Task directions: Extract every line that includes the string "Gebern".

Extracted material:
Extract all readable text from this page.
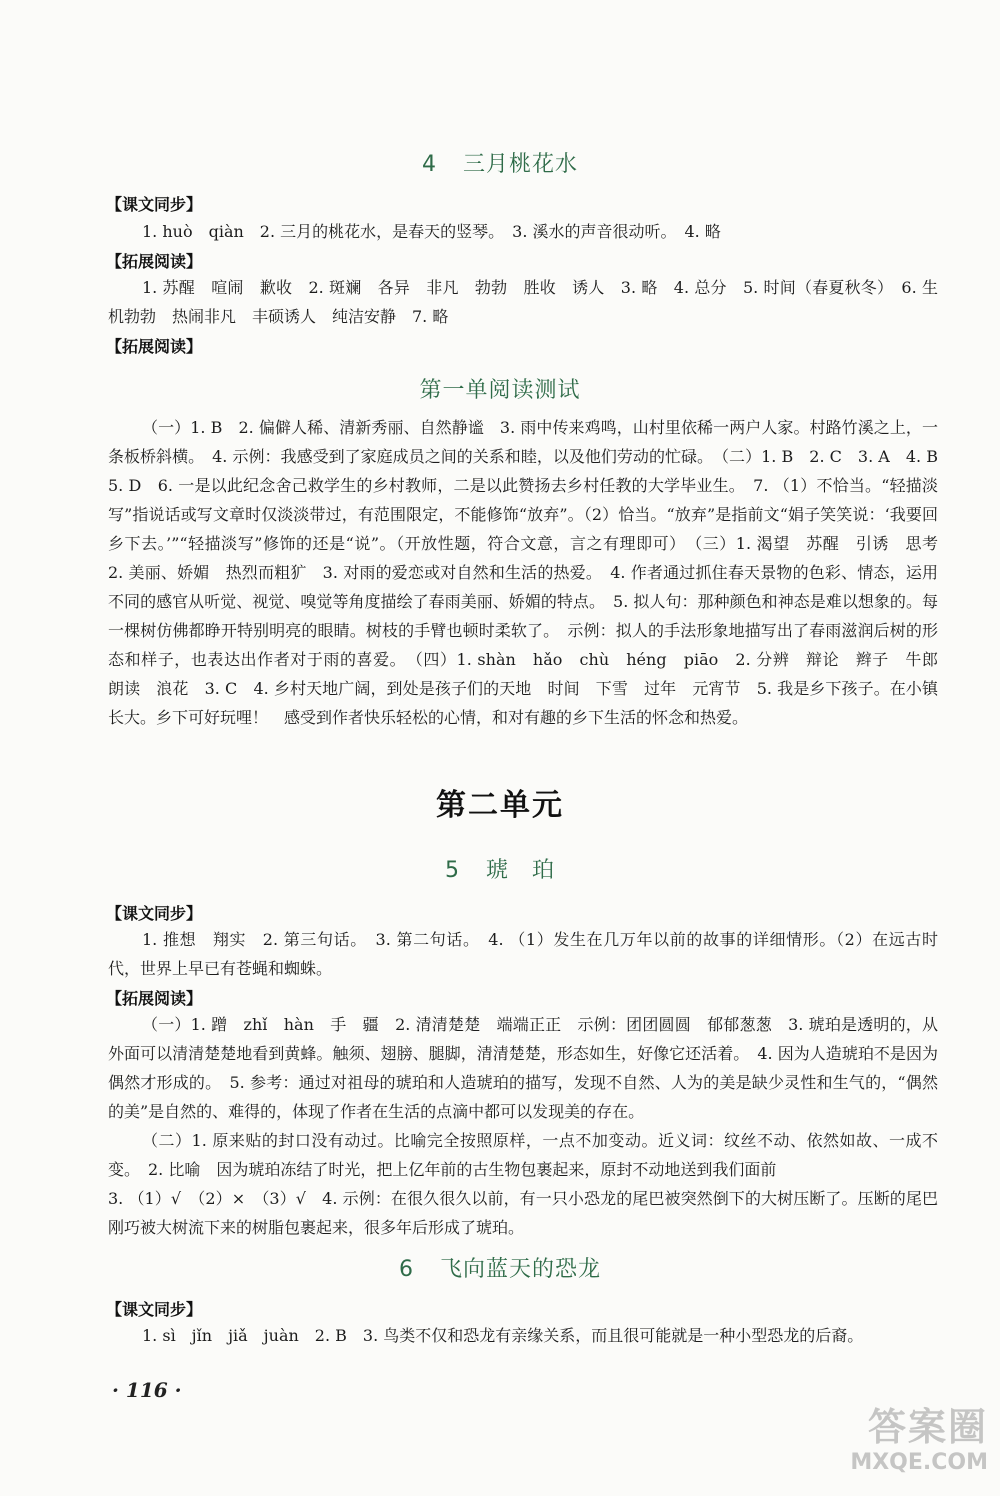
4 三月桃花水
【课文同步】

1. huò　qiàn　2. 三月的桃花水，是春天的竖琴。　3. 溪水的声音很动听。　4. 略

【拓展阅读】

1. 苏醒　喧闹　歉收　2. 斑斓　各异　非凡　勃勃　胜收　诱人　3. 略　4. 总分　5. 时间（春夏秋冬）　6. 生机勃勃　热闹非凡　丰硕诱人　纯洁安静　7. 略

【拓展阅读】
第一单阅读测试

（一）1. B　2. 偏僻人稀、清新秀丽、自然静谧　3. 雨中传来鸡鸣，山村里依稀一两户人家。村路竹溪之上，一条板桥斜横。　4. 示例：我感受到了家庭成员之间的关系和睦，以及他们劳动的忙碌。　（二）1. B　2. C　3. A　4. B　5. D　6. 一是以此纪念舍己救学生的乡村教师，二是以此赞扬去乡村任教的大学毕业生。　7. （1）不恰当。“轻描淡写”指说话或写文章时仅淡淡带过，有范围限定，不能修饰“放弃”。（2）恰当。“放弃”是指前文“娟子笑笑说：‘我要回乡下去。’”“轻描淡写”修饰的还是“说”。（开放性题，符合文意，言之有理即可）　（三）1. 渴望　苏醒　引诱　思考　2. 美丽、娇媚　热烈而粗犷　3. 对雨的爱恋或对自然和生活的热爱。　4. 作者通过抓住春天景物的色彩、情态，运用不同的感官从听觉、视觉、嗅觉等角度描绘了春雨美丽、娇媚的特点。　5. 拟人句：那种颜色和神态是难以想象的。每一棵树仿佛都睁开特别明亮的眼睛。树枝的手臂也顿时柔软了。　示例：拟人的手法形象地描写出了春雨滋润后树的形态和样子，也表达出作者对于雨的喜爱。　（四）1. shàn　hǎo　chù　héng　piāo　2. 分辨　辩论　辫子　牛郎　朗读　浪花　3. C　4. 乡村天地广阔，到处是孩子们的天地　时间　下雪　过年　元宵节　5. 我是乡下孩子。在小镇长大。乡下可好玩哩！　感受到作者快乐轻松的心情，和对有趣的乡下生活的怀念和热爱。

第二单元
5 琥　珀
【课文同步】

1. 推想　翔实　2. 第三句话。　3. 第二句话。　4. （1）发生在几万年以前的故事的详细情形。（2）在远古时代，世界上早已有苍蝇和蜘蛛。

【拓展阅读】

（一）1. 蹭　zhǐ　hàn　手　疆　2. 清清楚楚　端端正正　示例：团团圆圆　郁郁葱葱　3. 琥珀是透明的，从外面可以清清楚楚地看到黄蜂。触须、翅膀、腿脚，清清楚楚，形态如生，好像它还活着。　4. 因为人造琥珀不是因为偶然才形成的。　5. 参考：通过对祖母的琥珀和人造琥珀的描写，发现不自然、人为的美是缺少灵性和生气的，“偶然的美”是自然的、难得的，体现了作者在生活的点滴中都可以发现美的存在。

（二）1. 原来贴的封口没有动过。比喻完全按照原样，一点不加变动。近义词：纹丝不动、依然如故、一成不变。　2. 比喻　因为琥珀冻结了时光，把上亿年前的古生物包裹起来，原封不动地送到我们面前

3. （1）√　（2）×　（3）√　4. 示例：在很久很久以前，有一只小恐龙的尾巴被突然倒下的大树压断了。压断的尾巴刚巧被大树流下来的树脂包裹起来，很多年后形成了琥珀。

6 飞向蓝天的恐龙
【课文同步】

1. sì　jǐn　jiǎ　juàn　2. B　3. 鸟类不仅和恐龙有亲缘关系，而且很可能就是一种小型恐龙的后裔。

· 116 ·
答案圈
MXQE.COM
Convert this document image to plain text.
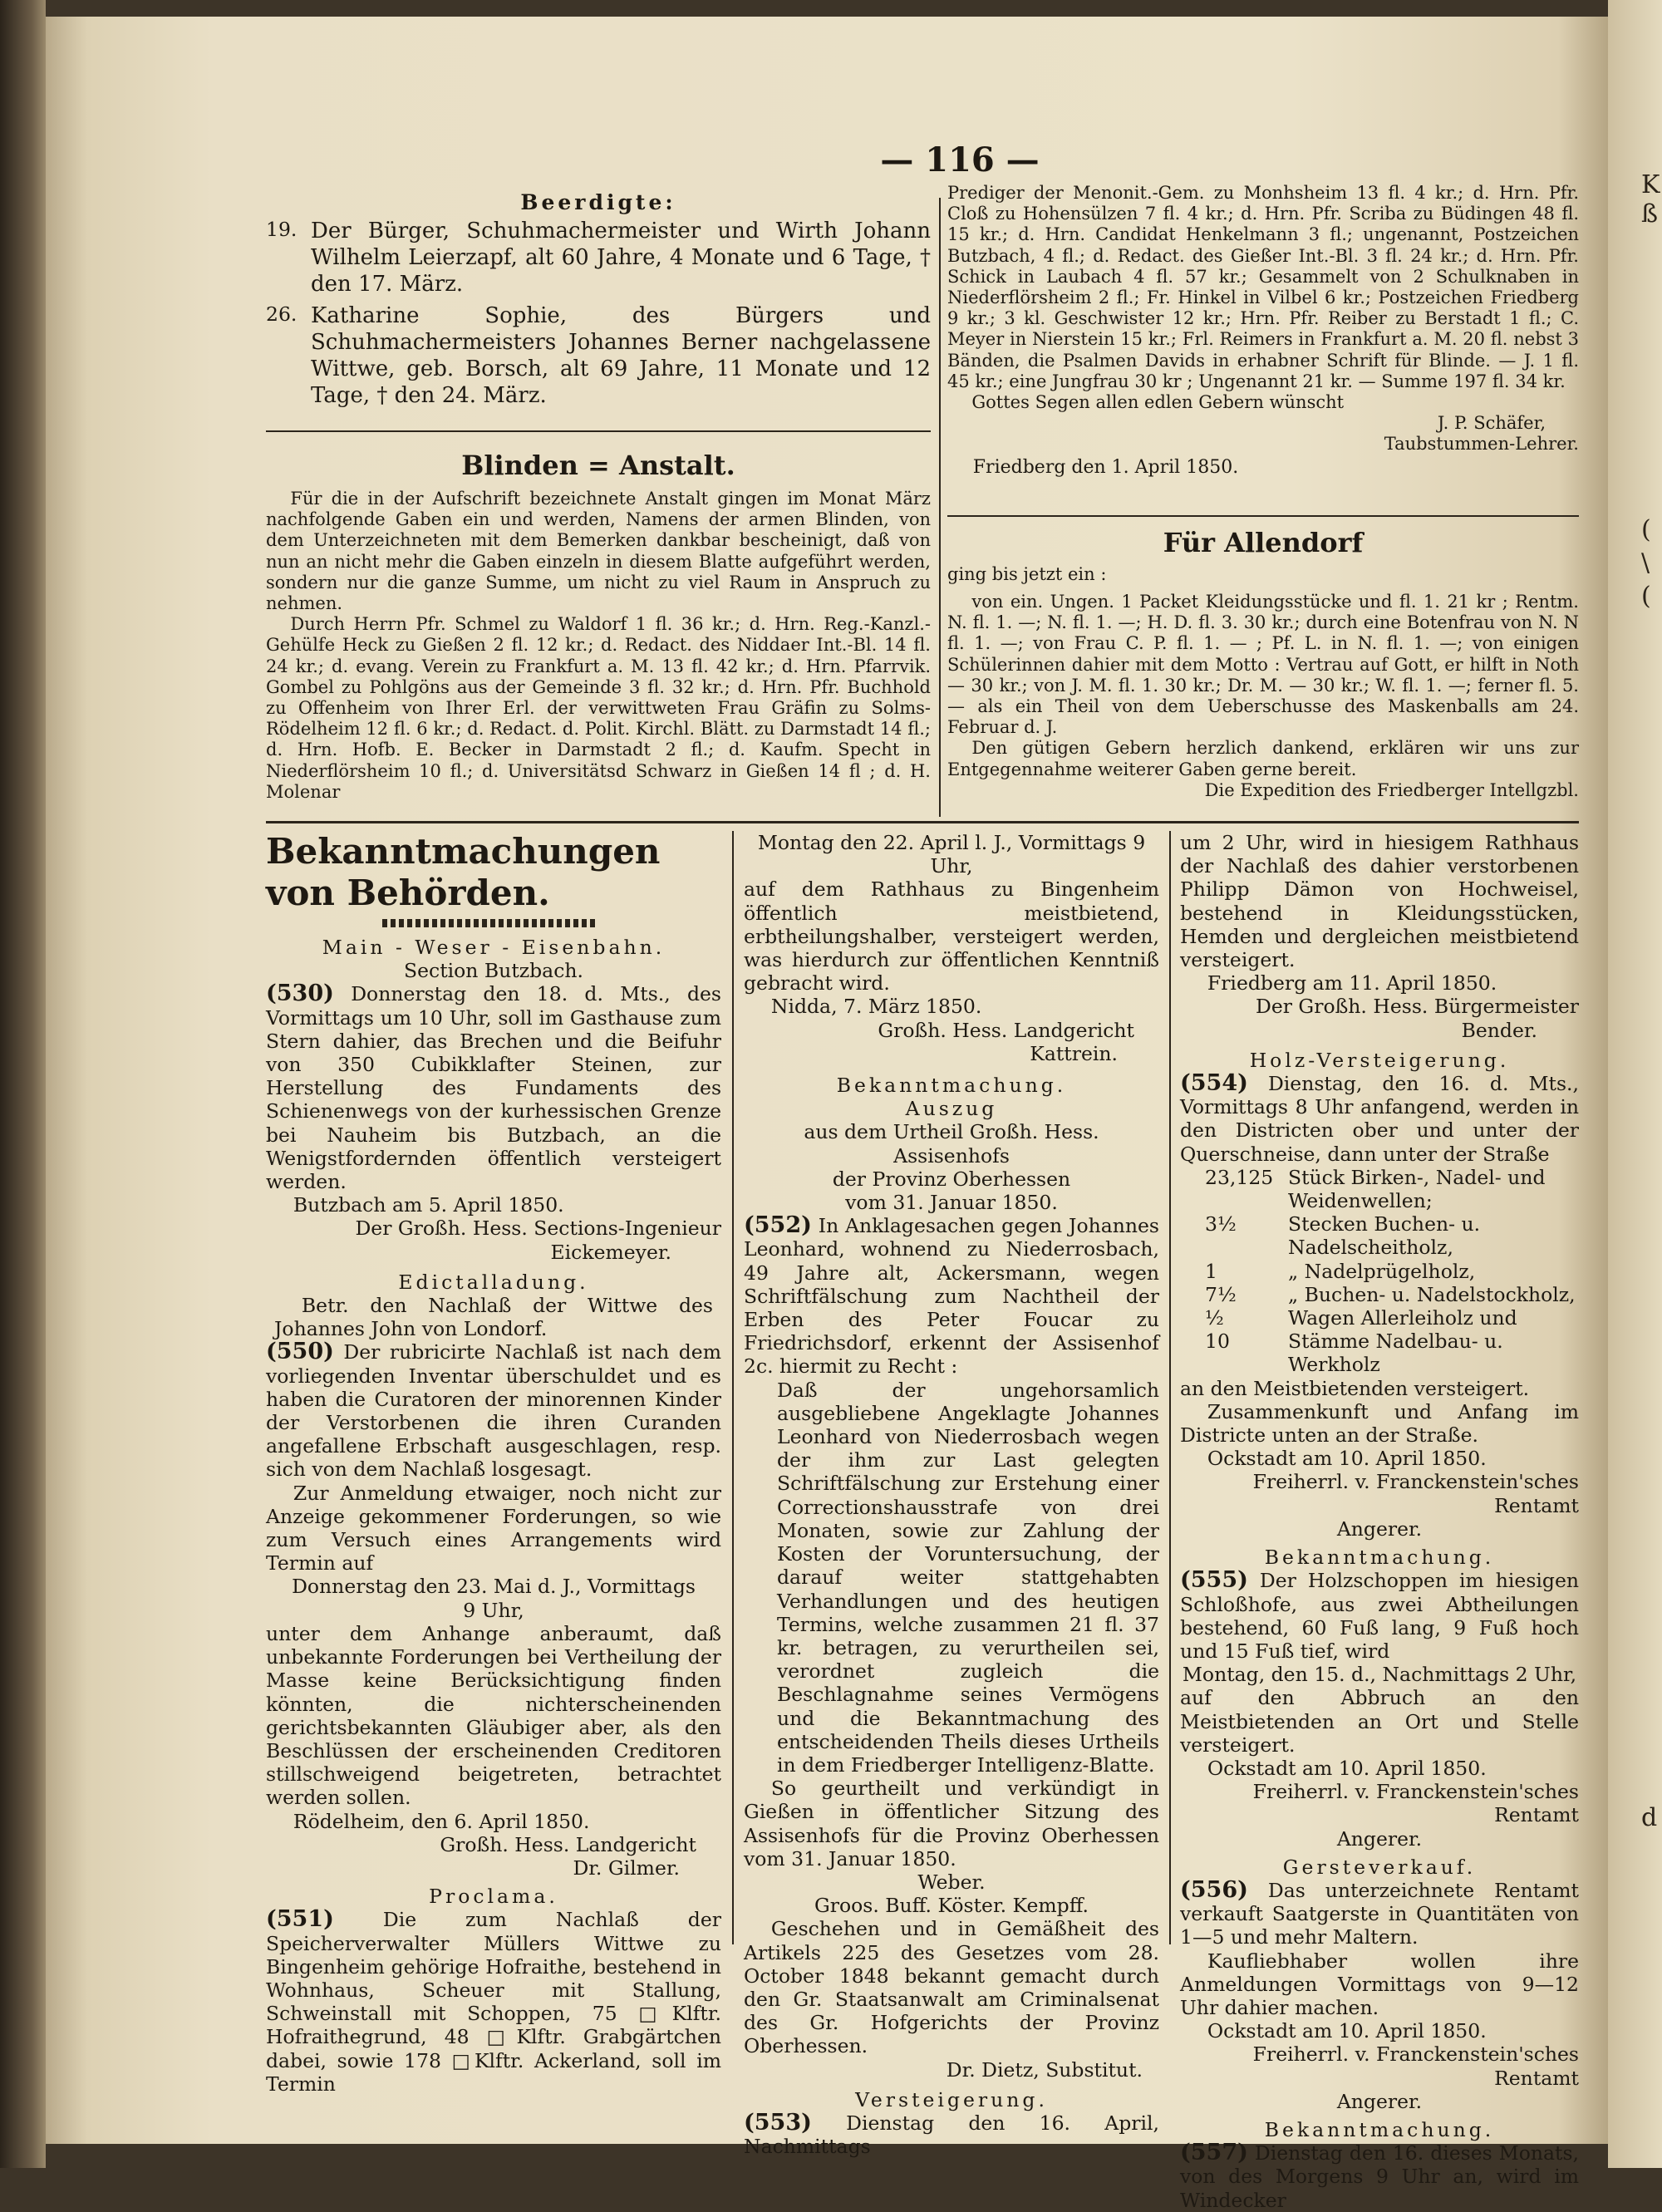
K
ß
(
\
(
d

— 116 —

Beerdigte:

19. Der Bürger, Schuhmachermeister und Wirth Johann Wilhelm Leierzapf, alt 60 Jahre, 4 Monate und 6 Tage, † den 17. März.

26. Katharine Sophie, des Bürgers und Schuhmachermeisters Johannes Berner nachgelassene Wittwe, geb. Borsch, alt 69 Jahre, 11 Monate und 12 Tage, † den 24. März.

Blinden = Anstalt.

Für die in der Aufschrift bezeichnete Anstalt gingen im Monat März nachfolgende Gaben ein und werden, Namens der armen Blinden, von dem Unterzeichneten mit dem Bemerken dankbar bescheinigt, daß von nun an nicht mehr die Gaben einzeln in diesem Blatte aufgeführt werden, sondern nur die ganze Summe, um nicht zu viel Raum in Anspruch zu nehmen.

Durch Herrn Pfr. Schmel zu Waldorf 1 fl. 36 kr.; d. Hrn. Reg.-Kanzl.-Gehülfe Heck zu Gießen 2 fl. 12 kr.; d. Redact. des Niddaer Int.-Bl. 14 fl. 24 kr.; d. evang. Verein zu Frankfurt a. M. 13 fl. 42 kr.; d. Hrn. Pfarrvik. Gombel zu Pohlgöns aus der Gemeinde 3 fl. 32 kr.; d. Hrn. Pfr. Buchhold zu Offenheim von Ihrer Erl. der verwittweten Frau Gräfin zu Solms-Rödelheim 12 fl. 6 kr.; d. Redact. d. Polit. Kirchl. Blätt. zu Darmstadt 14 fl.; d. Hrn. Hofb. E. Becker in Darmstadt 2 fl.; d. Kaufm. Specht in Niederflörsheim 10 fl.; d. Universitätsd Schwarz in Gießen 14 fl ; d. H. Molenar

Prediger der Menonit.-Gem. zu Monhsheim 13 fl. 4 kr.; d. Hrn. Pfr. Cloß zu Hohensülzen 7 fl. 4 kr.; d. Hrn. Pfr. Scriba zu Büdingen 48 fl. 15 kr.; d. Hrn. Candidat Henkelmann 3 fl.; ungenannt, Postzeichen Butzbach, 4 fl.; d. Redact. des Gießer Int.-Bl. 3 fl. 24 kr.; d. Hrn. Pfr. Schick in Laubach 4 fl. 57 kr.; Gesammelt von 2 Schulknaben in Niederflörsheim 2 fl.; Fr. Hinkel in Vilbel 6 kr.; Postzeichen Friedberg 9 kr.; 3 kl. Geschwister 12 kr.; Hrn. Pfr. Reiber zu Berstadt 1 fl.; C. Meyer in Nierstein 15 kr.; Frl. Reimers in Frankfurt a. M. 20 fl. nebst 3 Bänden, die Psalmen Davids in erhabner Schrift für Blinde. — J. 1 fl. 45 kr.; eine Jungfrau 30 kr ; Ungenannt 21 kr. — Summe 197 fl. 34 kr.

Gottes Segen allen edlen Gebern wünscht

J. P. Schäfer,

Taubstummen-Lehrer.

Friedberg den 1. April 1850.

Für Allendorf

ging bis jetzt ein :

von ein. Ungen. 1 Packet Kleidungsstücke und fl. 1. 21 kr ; Rentm. N. fl. 1. —; N. fl. 1. —; H. D. fl. 3. 30 kr.; durch eine Botenfrau von N. N fl. 1. —; von Frau C. P. fl. 1. — ; Pf. L. in N. fl. 1. —; von einigen Schülerinnen dahier mit dem Motto : Vertrau auf Gott, er hilft in Noth — 30 kr.; von J. M. fl. 1. 30 kr.; Dr. M. — 30 kr.; W. fl. 1. —; ferner fl. 5. — als ein Theil von dem Ueberschusse des Maskenballs am 24. Februar d. J.

Den gütigen Gebern herzlich dankend, erklären wir uns zur Entgegennahme weiterer Gaben gerne bereit.

Die Expedition des Friedberger Intellgzbl.

Bekanntmachungen von Behörden.

Main - Weser - Eisenbahn.

Section Butzbach.

(530) Donnerstag den 18. d. Mts., des Vormittags um 10 Uhr, soll im Gasthause zum Stern dahier, das Brechen und die Beifuhr von 350 Cubikklafter Steinen, zur Herstellung des Fundaments des Schienenwegs von der kurhessischen Grenze bei Nauheim bis Butzbach, an die Wenigstfordernden öffentlich versteigert werden.

Butzbach am 5. April 1850.

Der Großh. Hess. Sections-Ingenieur

Eickemeyer.

Edictalladung.

Betr. den Nachlaß der Wittwe des Johannes John von Londorf.

(550) Der rubricirte Nachlaß ist nach dem vorliegenden Inventar überschuldet und es haben die Curatoren der minorennen Kinder der Verstorbenen die ihren Curanden angefallene Erbschaft ausgeschlagen, resp. sich von dem Nachlaß losgesagt.

Zur Anmeldung etwaiger, noch nicht zur Anzeige gekommener Forderungen, so wie zum Versuch eines Arrangements wird Termin auf

Donnerstag den 23. Mai d. J., Vormittags 9 Uhr,

unter dem Anhange anberaumt, daß unbekannte Forderungen bei Vertheilung der Masse keine Berücksichtigung finden könnten, die nichterscheinenden gerichtsbekannten Gläubiger aber, als den Beschlüssen der erscheinenden Creditoren stillschweigend beigetreten, betrachtet werden sollen.

Rödelheim, den 6. April 1850.

Großh. Hess. Landgericht

Dr. Gilmer.

Proclama.

(551)	Die zum Nachlaß der Speicherverwalter Müllers Wittwe zu Bingenheim gehörige Hofraithe, bestehend in Wohnhaus, Scheuer mit Stallung, Schweinstall mit Schoppen, 75 □Klftr. Hofraithegrund, 48 □Klftr. Grabgärtchen dabei, sowie 178 □Klftr. Ackerland, soll im Termin

Montag den 22. April l. J., Vormittags 9 Uhr,

auf dem Rathhaus zu Bingenheim öffentlich meistbietend, erbtheilungshalber, versteigert werden, was hierdurch zur öffentlichen Kenntniß gebracht wird.

Nidda, 7. März 1850.

Großh. Hess. Landgericht

Kattrein.

Bekanntmachung.

Auszug

aus dem Urtheil Großh. Hess. Assisenhofs

der Provinz Oberhessen

vom 31. Januar 1850.

(552) In Anklagesachen gegen Johannes Leonhard, wohnend zu Niederrosbach, 49 Jahre alt, Ackersmann, wegen Schriftfälschung zum Nachtheil der Erben des Peter Foucar zu Friedrichsdorf, erkennt der Assisenhof 2c. hiermit zu Recht :

Daß der ungehorsamlich ausgebliebene Angeklagte Johannes Leonhard von Niederrosbach wegen der ihm zur Last gelegten Schriftfälschung zur Erstehung einer Correctionshausstrafe von drei Monaten, sowie zur Zahlung der Kosten der Voruntersuchung, der darauf weiter stattgehabten Verhandlungen und des heutigen Termins, welche zusammen 21 fl. 37 kr. betragen, zu verurtheilen sei, verordnet zugleich die Beschlagnahme seines Vermögens und die Bekanntmachung des entscheidenden Theils dieses Urtheils in dem Friedberger Intelligenz-Blatte.

So geurtheilt und verkündigt in Gießen in öffentlicher Sitzung des Assisenhofs für die Provinz Oberhessen vom 31. Januar 1850.

Weber.

Groos. Buff. Köster. Kempff.

Geschehen und in Gemäßheit des Artikels 225 des Gesetzes vom 28. October 1848 bekannt gemacht durch den Gr. Staatsanwalt am Criminalsenat des Gr. Hofgerichts der Provinz Oberhessen.

Dr. Dietz, Substitut.

Versteigerung.

(553) Dienstag den 16. April, Nachmittags

um 2 Uhr, wird in hiesigem Rathhaus der Nachlaß des dahier verstorbenen Philipp Dämon von Hochweisel, bestehend in Kleidungsstücken, Hemden und dergleichen meistbietend versteigert.

Friedberg am 11. April 1850.

Der Großh. Hess. Bürgermeister

Bender.

Holz-Versteigerung.

(554) Dienstag, den 16. d. Mts., Vormittags 8 Uhr anfangend, werden in den Districten ober und unter der Querschneise, dann unter der Straße

23,125 Stück Birken-, Nadel- und Weidenwellen;
3½	Stecken Buchen- u. Nadelscheitholz,
1	„ Nadelprügelholz,
7½	„ Buchen- u. Nadelstockholz,
½	Wagen Allerleiholz und
10	Stämme Nadelbau- u. Werkholz

an den Meistbietenden versteigert.

Zusammenkunft und Anfang im Districte unten an der Straße.

Ockstadt am 10. April 1850.

Freiherrl. v. Franckenstein'sches Rentamt

Angerer.

Bekanntmachung.

(555) Der Holzschoppen im hiesigen Schloßhofe, aus zwei Abtheilungen bestehend, 60 Fuß lang, 9 Fuß hoch und 15 Fuß tief, wird

Montag, den 15. d., Nachmittags 2 Uhr,

auf den Abbruch an den Meistbietenden an Ort und Stelle versteigert.

Ockstadt am 10. April 1850.

Freiherrl. v. Franckenstein'sches Rentamt

Angerer.

Gersteverkauf.

(556) Das unterzeichnete Rentamt verkauft Saatgerste in Quantitäten von 1—5 und mehr Maltern.

Kaufliebhaber wollen ihre Anmeldungen Vormittags von 9—12 Uhr dahier machen.

Ockstadt am 10. April 1850.

Freiherrl. v. Franckenstein'sches Rentamt

Angerer.

Bekanntmachung.

(557) Dienstag den 16. dieses Monats, von des Morgens 9 Uhr an, wird im Windecker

Response to the task:
Gottes Segen allen edlen Gebern wünscht
Den gütigen Gebern herzlich dankend, erklären wir uns zur Entgegennahme weiterer Gaben gerne bereit.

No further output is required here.